Count every line where "placement" shows up, and give that number only.
** begin The input **
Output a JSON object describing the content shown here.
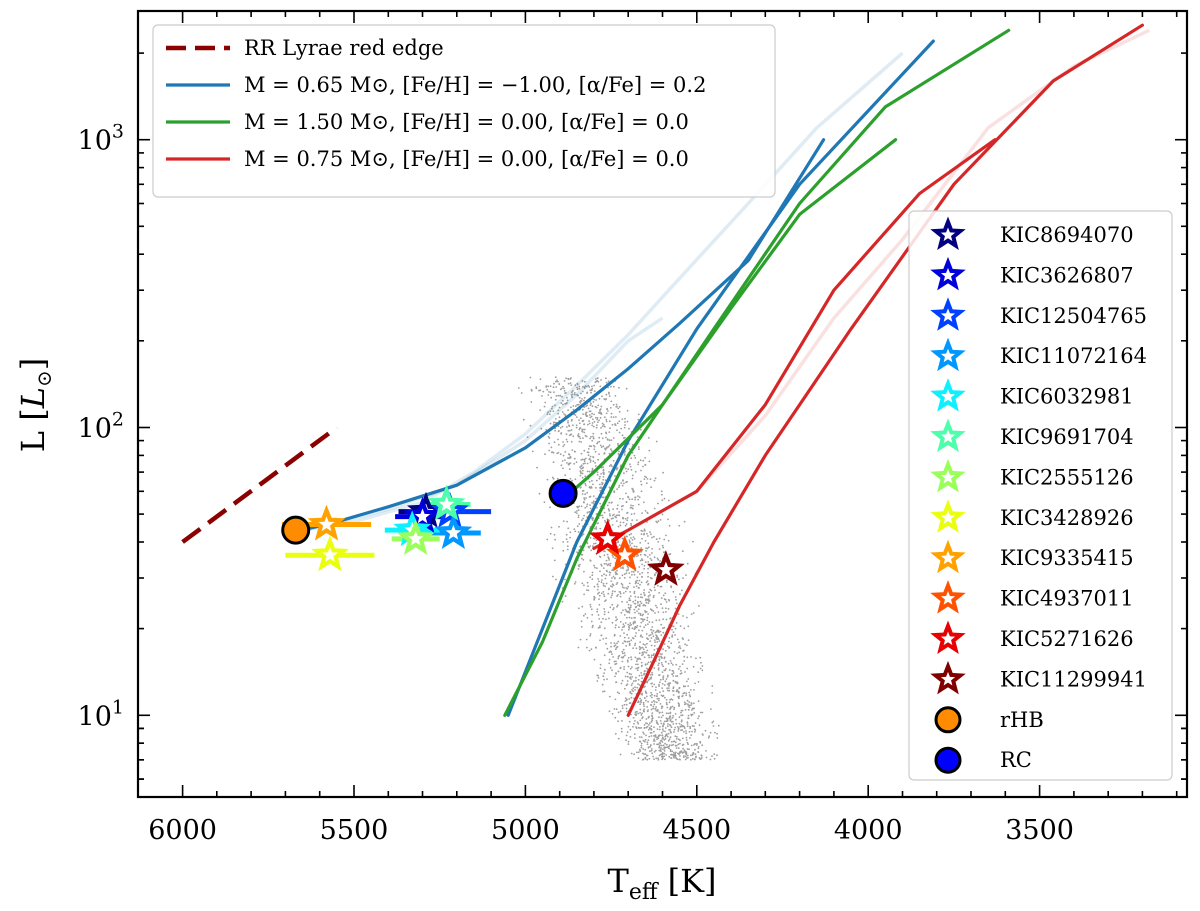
{
  "chart_data": {
    "type": "scatter",
    "xlabel": "T",
    "xlabel_sub": "eff",
    "xlabel_unit": "[K]",
    "ylabel": "L [",
    "ylabel_unit": "L",
    "ylabel_sub": "⊙",
    "ylabel_close": "]",
    "x_reversed": true,
    "xlim": [
      6130,
      3070
    ],
    "ylim": [
      5.2,
      2800
    ],
    "yscale": "log",
    "grid": false,
    "x_ticks": [
      6000,
      5500,
      5000,
      4500,
      4000,
      3500
    ],
    "x_tick_labels": [
      "6000",
      "5500",
      "5000",
      "4500",
      "4000",
      "3500"
    ],
    "y_major_ticks": [
      10,
      100,
      1000
    ],
    "y_tick_labels": [
      {
        "base": "10",
        "exp": "1"
      },
      {
        "base": "10",
        "exp": "2"
      },
      {
        "base": "10",
        "exp": "3"
      }
    ],
    "legend_top_left": {
      "placement": "top-left",
      "entries": [
        {
          "label": "RR Lyrae red edge",
          "color": "#8b0000",
          "style": "dashed"
        },
        {
          "label": "M = 0.65 M⊙, [Fe/H] = −1.00, [α/Fe] = 0.2",
          "color": "#1f77b4",
          "style": "solid"
        },
        {
          "label": "M = 1.50 M⊙, [Fe/H] = 0.00, [α/Fe] = 0.0",
          "color": "#2ca02c",
          "style": "solid"
        },
        {
          "label": "M = 0.75 M⊙, [Fe/H] = 0.00, [α/Fe] = 0.0",
          "color": "#d62728",
          "style": "solid"
        }
      ]
    },
    "legend_right": {
      "placement": "center-right",
      "entries": [
        {
          "label": "KIC8694070",
          "color": "#000080",
          "marker": "star"
        },
        {
          "label": "KIC3626807",
          "color": "#0000dd",
          "marker": "star"
        },
        {
          "label": "KIC12504765",
          "color": "#0040ff",
          "marker": "star"
        },
        {
          "label": "KIC11072164",
          "color": "#0097ff",
          "marker": "star"
        },
        {
          "label": "KIC6032981",
          "color": "#0ff0ff",
          "marker": "star"
        },
        {
          "label": "KIC9691704",
          "color": "#4dffaa",
          "marker": "star"
        },
        {
          "label": "KIC2555126",
          "color": "#9aff5a",
          "marker": "star"
        },
        {
          "label": "KIC3428926",
          "color": "#eaff0f",
          "marker": "star"
        },
        {
          "label": "KIC9335415",
          "color": "#ffa200",
          "marker": "star"
        },
        {
          "label": "KIC4937011",
          "color": "#ff5200",
          "marker": "star"
        },
        {
          "label": "KIC5271626",
          "color": "#e80000",
          "marker": "star"
        },
        {
          "label": "KIC11299941",
          "color": "#800000",
          "marker": "star"
        },
        {
          "label": "rHB",
          "color": "#ff8c00",
          "marker": "circle"
        },
        {
          "label": "RC",
          "color": "#0000ff",
          "marker": "circle"
        }
      ]
    },
    "rr_lyrae_edge": {
      "color": "#8b0000",
      "points": [
        [
          6000,
          40
        ],
        [
          5550,
          100
        ]
      ]
    },
    "tracks": [
      {
        "name": "M = 0.65 M⊙, [Fe/H] = −1.00, [α/Fe] = 0.2",
        "color": "#1f77b4",
        "segments": [
          [
            [
              5050,
              10
            ],
            [
              4950,
              20
            ],
            [
              4850,
              40
            ],
            [
              4700,
              90
            ],
            [
              4500,
              220
            ],
            [
              4200,
              700
            ],
            [
              3810,
              2200
            ]
          ],
          [
            [
              5700,
              43
            ],
            [
              5650,
              44
            ],
            [
              5550,
              47
            ],
            [
              5400,
              53
            ],
            [
              5200,
              63
            ],
            [
              5000,
              85
            ],
            [
              4850,
              115
            ],
            [
              4700,
              160
            ],
            [
              4550,
              230
            ],
            [
              4350,
              380
            ],
            [
              4130,
              1000
            ]
          ]
        ],
        "faint_segments": [
          [
            [
              5650,
              44
            ],
            [
              5500,
              47
            ],
            [
              5300,
              55
            ],
            [
              5150,
              70
            ],
            [
              5000,
              95
            ],
            [
              4850,
              140
            ],
            [
              4700,
              210
            ],
            [
              4550,
              330
            ],
            [
              4350,
              600
            ],
            [
              4150,
              1100
            ],
            [
              3900,
              2000
            ]
          ],
          [
            [
              5600,
              45
            ],
            [
              5400,
              52
            ],
            [
              5200,
              63
            ],
            [
              5000,
              90
            ],
            [
              4850,
              130
            ],
            [
              4700,
              200
            ],
            [
              4600,
              240
            ]
          ]
        ]
      },
      {
        "name": "M = 1.50 M⊙, [Fe/H] = 0.00, [α/Fe] = 0.0",
        "color": "#2ca02c",
        "segments": [
          [
            [
              5060,
              10
            ],
            [
              4950,
              18
            ],
            [
              4850,
              35
            ],
            [
              4700,
              80
            ],
            [
              4450,
              220
            ],
            [
              4200,
              600
            ],
            [
              3950,
              1300
            ],
            [
              3590,
              2400
            ]
          ],
          [
            [
              4900,
              55
            ],
            [
              4800,
              70
            ],
            [
              4600,
              120
            ],
            [
              4400,
              260
            ],
            [
              4200,
              550
            ],
            [
              3920,
              1000
            ]
          ]
        ],
        "faint_segments": []
      },
      {
        "name": "M = 0.75 M⊙, [Fe/H] = 0.00, [α/Fe] = 0.0",
        "color": "#d62728",
        "segments": [
          [
            [
              4700,
              10
            ],
            [
              4630,
              15
            ],
            [
              4550,
              24
            ],
            [
              4450,
              40
            ],
            [
              4300,
              80
            ],
            [
              4050,
              220
            ],
            [
              3750,
              700
            ],
            [
              3460,
              1600
            ],
            [
              3200,
              2500
            ]
          ],
          [
            [
              4800,
              38
            ],
            [
              4700,
              44
            ],
            [
              4500,
              60
            ],
            [
              4300,
              120
            ],
            [
              4100,
              300
            ],
            [
              3850,
              650
            ],
            [
              3630,
              1000
            ]
          ]
        ],
        "faint_segments": [
          [
            [
              4500,
              60
            ],
            [
              4300,
              110
            ],
            [
              4100,
              240
            ],
            [
              3900,
              450
            ],
            [
              3650,
              1100
            ],
            [
              3400,
              1800
            ],
            [
              3180,
              2400
            ]
          ]
        ]
      }
    ],
    "stars": [
      {
        "name": "KIC8694070",
        "teff": 5290,
        "lum": 51,
        "teff_err": 80,
        "color": "#000080"
      },
      {
        "name": "KIC3626807",
        "teff": 5300,
        "lum": 49,
        "teff_err": 80,
        "color": "#0000dd"
      },
      {
        "name": "KIC12504765",
        "teff": 5220,
        "lum": 51,
        "teff_err": 120,
        "color": "#0040ff"
      },
      {
        "name": "KIC11072164",
        "teff": 5210,
        "lum": 43,
        "teff_err": 80,
        "color": "#0097ff"
      },
      {
        "name": "KIC6032981",
        "teff": 5330,
        "lum": 44,
        "teff_err": 80,
        "color": "#0ff0ff"
      },
      {
        "name": "KIC9691704",
        "teff": 5230,
        "lum": 54,
        "teff_err": 70,
        "color": "#4dffaa"
      },
      {
        "name": "KIC2555126",
        "teff": 5320,
        "lum": 41,
        "teff_err": 70,
        "color": "#9aff5a"
      },
      {
        "name": "KIC3428926",
        "teff": 5570,
        "lum": 36,
        "teff_err": 130,
        "color": "#eaff0f"
      },
      {
        "name": "KIC9335415",
        "teff": 5580,
        "lum": 46,
        "teff_err": 130,
        "color": "#ffa200"
      },
      {
        "name": "KIC4937011",
        "teff": 4710,
        "lum": 36,
        "teff_err": 0,
        "color": "#ff5200"
      },
      {
        "name": "KIC5271626",
        "teff": 4760,
        "lum": 41,
        "teff_err": 0,
        "color": "#e80000"
      },
      {
        "name": "KIC11299941",
        "teff": 4590,
        "lum": 32,
        "teff_err": 0,
        "color": "#800000"
      }
    ],
    "markers": [
      {
        "name": "rHB",
        "teff": 5670,
        "lum": 44,
        "color": "#ff8c00"
      },
      {
        "name": "RC",
        "teff": 4890,
        "lum": 59,
        "color": "#0000ff"
      }
    ],
    "background_cloud": {
      "color": "#9e9e9e",
      "teff_range": [
        4400,
        5150
      ],
      "lum_range": [
        7,
        150
      ],
      "count": 2600
    }
  }
}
** end The input **
### Finished answer
2